Check each line of the records for "Positions"; collect those that have it.
::: Records shown :::
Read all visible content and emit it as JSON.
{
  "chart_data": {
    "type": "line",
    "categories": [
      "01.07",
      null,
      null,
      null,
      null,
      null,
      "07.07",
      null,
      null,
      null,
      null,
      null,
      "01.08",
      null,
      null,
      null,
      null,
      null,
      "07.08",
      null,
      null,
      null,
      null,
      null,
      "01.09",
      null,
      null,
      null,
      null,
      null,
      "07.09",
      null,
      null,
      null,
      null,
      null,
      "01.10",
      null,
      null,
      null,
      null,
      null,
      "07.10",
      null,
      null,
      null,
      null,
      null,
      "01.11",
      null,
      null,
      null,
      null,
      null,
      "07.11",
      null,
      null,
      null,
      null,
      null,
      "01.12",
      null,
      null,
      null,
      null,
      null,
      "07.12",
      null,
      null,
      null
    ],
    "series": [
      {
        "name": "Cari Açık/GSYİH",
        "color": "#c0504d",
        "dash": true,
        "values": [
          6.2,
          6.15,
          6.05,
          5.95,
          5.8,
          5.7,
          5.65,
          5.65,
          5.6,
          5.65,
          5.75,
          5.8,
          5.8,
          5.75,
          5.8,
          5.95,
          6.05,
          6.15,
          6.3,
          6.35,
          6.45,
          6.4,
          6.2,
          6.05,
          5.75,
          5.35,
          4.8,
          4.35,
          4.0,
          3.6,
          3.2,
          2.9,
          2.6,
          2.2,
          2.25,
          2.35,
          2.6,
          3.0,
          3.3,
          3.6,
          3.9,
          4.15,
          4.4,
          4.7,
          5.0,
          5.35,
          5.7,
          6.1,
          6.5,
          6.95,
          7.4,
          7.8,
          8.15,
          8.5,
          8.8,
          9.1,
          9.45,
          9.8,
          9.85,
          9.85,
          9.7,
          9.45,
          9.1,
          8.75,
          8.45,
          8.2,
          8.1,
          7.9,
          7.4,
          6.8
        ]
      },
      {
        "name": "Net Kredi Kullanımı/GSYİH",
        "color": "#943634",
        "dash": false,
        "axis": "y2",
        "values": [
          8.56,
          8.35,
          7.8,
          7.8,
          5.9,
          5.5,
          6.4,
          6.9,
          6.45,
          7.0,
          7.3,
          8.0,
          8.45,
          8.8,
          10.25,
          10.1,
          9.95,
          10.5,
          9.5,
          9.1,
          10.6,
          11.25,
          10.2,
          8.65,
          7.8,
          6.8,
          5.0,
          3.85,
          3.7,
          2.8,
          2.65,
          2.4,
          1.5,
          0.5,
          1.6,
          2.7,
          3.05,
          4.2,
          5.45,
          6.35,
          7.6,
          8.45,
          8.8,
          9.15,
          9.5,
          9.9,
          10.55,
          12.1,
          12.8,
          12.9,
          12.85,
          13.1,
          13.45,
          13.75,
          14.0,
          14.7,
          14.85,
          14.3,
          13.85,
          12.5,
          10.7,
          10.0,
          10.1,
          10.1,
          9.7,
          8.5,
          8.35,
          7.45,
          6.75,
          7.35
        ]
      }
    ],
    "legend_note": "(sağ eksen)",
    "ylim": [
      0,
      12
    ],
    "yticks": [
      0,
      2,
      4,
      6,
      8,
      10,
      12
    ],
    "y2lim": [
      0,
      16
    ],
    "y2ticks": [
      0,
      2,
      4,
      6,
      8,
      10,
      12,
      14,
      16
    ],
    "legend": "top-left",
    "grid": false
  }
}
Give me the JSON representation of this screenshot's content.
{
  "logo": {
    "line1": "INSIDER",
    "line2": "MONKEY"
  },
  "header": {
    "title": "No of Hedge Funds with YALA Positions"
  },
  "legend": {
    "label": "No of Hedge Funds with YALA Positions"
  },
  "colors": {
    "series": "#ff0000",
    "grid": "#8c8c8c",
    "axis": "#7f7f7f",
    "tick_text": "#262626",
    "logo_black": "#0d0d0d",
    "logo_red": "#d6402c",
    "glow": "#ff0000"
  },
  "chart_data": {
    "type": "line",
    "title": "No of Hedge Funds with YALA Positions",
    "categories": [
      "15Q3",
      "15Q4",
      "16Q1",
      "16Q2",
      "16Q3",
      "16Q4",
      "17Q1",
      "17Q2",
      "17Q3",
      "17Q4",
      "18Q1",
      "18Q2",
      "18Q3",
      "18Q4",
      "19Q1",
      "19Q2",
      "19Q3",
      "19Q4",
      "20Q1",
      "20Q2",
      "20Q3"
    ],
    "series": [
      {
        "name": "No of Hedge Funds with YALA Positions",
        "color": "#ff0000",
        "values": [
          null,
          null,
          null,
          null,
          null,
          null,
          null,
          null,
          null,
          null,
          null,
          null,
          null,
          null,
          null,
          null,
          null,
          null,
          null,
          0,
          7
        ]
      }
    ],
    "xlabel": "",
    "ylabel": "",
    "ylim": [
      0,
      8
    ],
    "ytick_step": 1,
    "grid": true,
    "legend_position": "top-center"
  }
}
:::
◆ **Reply**:
    "title": "No of Hedge Funds with YALA Positions"
    "label": "No of Hedge Funds with YALA Positions"
    "title": "No of Hedge Funds with YALA Positions",
        "name": "No of Hedge Funds with YALA Positions",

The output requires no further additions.